▸ The task
Report how many lines of the entries below contain the word "клавишу", and nothing more.

Data excerpts:

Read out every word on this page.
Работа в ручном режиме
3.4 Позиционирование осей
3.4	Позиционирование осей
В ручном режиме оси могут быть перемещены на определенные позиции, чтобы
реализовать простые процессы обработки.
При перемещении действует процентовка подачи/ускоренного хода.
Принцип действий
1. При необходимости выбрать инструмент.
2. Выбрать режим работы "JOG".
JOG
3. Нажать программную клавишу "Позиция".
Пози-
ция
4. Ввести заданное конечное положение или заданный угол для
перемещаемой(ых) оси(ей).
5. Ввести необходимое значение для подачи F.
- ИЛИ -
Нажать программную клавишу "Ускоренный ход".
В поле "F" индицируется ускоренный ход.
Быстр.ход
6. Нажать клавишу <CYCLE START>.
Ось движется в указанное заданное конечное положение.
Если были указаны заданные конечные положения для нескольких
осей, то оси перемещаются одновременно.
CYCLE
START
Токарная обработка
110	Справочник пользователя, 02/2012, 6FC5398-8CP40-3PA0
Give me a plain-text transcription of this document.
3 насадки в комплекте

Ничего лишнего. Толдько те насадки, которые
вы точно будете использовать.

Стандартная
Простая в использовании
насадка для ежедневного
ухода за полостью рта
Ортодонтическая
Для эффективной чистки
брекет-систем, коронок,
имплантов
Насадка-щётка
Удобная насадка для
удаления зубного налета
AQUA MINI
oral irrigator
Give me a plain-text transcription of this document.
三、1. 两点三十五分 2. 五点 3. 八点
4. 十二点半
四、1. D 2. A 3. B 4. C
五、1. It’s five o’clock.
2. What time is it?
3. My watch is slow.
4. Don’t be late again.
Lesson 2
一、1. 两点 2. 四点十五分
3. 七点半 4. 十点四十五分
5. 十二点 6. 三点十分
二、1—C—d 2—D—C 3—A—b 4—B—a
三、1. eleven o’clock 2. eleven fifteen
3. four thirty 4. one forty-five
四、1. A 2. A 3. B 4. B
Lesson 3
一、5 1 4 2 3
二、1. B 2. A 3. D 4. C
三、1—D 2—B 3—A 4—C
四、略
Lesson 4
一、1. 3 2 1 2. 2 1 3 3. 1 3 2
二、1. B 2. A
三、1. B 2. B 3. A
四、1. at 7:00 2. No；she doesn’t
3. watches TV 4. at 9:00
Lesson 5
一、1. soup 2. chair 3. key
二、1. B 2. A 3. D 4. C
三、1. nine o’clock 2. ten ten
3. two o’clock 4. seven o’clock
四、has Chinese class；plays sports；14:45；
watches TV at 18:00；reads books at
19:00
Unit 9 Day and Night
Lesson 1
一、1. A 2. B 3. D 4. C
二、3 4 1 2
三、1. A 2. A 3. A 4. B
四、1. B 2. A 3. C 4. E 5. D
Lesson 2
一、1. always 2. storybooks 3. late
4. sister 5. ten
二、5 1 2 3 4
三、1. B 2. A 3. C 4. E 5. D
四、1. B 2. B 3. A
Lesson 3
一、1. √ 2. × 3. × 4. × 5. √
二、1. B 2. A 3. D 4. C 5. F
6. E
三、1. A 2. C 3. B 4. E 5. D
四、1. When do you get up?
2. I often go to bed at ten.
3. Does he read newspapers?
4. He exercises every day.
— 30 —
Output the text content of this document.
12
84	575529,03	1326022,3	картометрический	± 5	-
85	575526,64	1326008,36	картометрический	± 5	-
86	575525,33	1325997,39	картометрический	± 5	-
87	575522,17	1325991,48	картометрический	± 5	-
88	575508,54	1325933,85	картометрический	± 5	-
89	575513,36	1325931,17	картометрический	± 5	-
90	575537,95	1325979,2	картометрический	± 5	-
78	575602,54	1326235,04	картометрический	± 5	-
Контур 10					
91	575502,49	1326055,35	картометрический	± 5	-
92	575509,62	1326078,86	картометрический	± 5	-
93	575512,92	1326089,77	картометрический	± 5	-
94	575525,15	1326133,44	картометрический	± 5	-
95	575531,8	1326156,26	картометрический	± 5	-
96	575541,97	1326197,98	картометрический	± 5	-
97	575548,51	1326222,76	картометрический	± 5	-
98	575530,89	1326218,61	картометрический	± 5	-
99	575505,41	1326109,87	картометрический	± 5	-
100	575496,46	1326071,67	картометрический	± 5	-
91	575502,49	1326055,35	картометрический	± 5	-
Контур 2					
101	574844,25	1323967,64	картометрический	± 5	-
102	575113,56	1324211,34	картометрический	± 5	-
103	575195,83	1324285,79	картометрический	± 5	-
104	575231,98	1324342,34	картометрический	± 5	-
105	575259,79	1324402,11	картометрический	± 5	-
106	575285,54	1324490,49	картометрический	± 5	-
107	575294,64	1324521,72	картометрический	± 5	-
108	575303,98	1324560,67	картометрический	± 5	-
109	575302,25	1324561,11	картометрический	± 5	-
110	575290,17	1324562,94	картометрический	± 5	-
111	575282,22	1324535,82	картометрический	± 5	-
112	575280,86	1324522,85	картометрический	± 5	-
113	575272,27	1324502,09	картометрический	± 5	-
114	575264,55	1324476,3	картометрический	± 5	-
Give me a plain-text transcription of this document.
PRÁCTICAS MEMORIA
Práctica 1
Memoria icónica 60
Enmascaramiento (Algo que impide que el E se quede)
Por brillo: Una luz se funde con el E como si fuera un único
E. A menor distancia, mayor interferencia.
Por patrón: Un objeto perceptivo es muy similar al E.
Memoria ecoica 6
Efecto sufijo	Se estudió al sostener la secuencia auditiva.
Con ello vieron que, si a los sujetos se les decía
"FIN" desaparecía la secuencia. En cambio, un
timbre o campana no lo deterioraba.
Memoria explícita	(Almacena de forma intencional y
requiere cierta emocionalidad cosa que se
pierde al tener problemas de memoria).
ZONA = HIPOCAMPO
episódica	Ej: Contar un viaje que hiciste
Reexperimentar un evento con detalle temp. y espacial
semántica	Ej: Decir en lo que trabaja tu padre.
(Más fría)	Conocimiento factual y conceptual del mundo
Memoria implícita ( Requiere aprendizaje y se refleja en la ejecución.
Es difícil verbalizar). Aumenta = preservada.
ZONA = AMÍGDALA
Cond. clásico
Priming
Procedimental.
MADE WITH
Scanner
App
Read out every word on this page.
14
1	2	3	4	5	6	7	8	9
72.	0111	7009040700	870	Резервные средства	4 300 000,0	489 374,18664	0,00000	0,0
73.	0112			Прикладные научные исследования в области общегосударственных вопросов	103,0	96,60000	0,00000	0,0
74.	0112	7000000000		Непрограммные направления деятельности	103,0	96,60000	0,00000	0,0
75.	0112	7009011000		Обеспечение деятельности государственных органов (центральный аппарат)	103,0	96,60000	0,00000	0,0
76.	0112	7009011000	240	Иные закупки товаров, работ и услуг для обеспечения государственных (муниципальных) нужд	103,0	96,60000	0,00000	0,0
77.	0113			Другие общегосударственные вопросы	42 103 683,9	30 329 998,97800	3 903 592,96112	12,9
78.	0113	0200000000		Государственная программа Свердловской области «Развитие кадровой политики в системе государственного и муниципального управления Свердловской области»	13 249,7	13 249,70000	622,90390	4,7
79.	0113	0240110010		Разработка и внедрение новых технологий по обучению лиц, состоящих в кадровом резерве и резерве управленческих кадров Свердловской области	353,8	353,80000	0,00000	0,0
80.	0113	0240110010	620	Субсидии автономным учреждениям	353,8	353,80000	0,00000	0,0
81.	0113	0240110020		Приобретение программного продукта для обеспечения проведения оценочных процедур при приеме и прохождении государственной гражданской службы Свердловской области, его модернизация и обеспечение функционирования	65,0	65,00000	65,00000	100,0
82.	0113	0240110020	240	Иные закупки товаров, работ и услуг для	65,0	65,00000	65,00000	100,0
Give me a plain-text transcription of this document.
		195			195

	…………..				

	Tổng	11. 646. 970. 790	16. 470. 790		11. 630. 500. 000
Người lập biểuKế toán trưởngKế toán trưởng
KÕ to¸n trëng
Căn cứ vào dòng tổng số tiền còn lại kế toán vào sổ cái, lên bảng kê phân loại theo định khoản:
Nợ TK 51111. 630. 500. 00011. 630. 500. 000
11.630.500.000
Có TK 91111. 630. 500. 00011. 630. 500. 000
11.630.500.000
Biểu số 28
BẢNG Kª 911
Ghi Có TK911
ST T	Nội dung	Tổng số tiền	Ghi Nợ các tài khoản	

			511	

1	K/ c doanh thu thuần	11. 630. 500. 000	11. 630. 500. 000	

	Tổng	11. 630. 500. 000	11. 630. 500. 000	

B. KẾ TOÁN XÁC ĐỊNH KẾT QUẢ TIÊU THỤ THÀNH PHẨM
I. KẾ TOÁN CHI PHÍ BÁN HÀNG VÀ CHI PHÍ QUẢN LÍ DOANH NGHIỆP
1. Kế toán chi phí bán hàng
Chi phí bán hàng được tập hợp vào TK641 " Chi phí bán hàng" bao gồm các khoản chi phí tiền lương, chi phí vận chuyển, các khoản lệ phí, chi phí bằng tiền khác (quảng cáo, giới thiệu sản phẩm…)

▸ Exercise output
3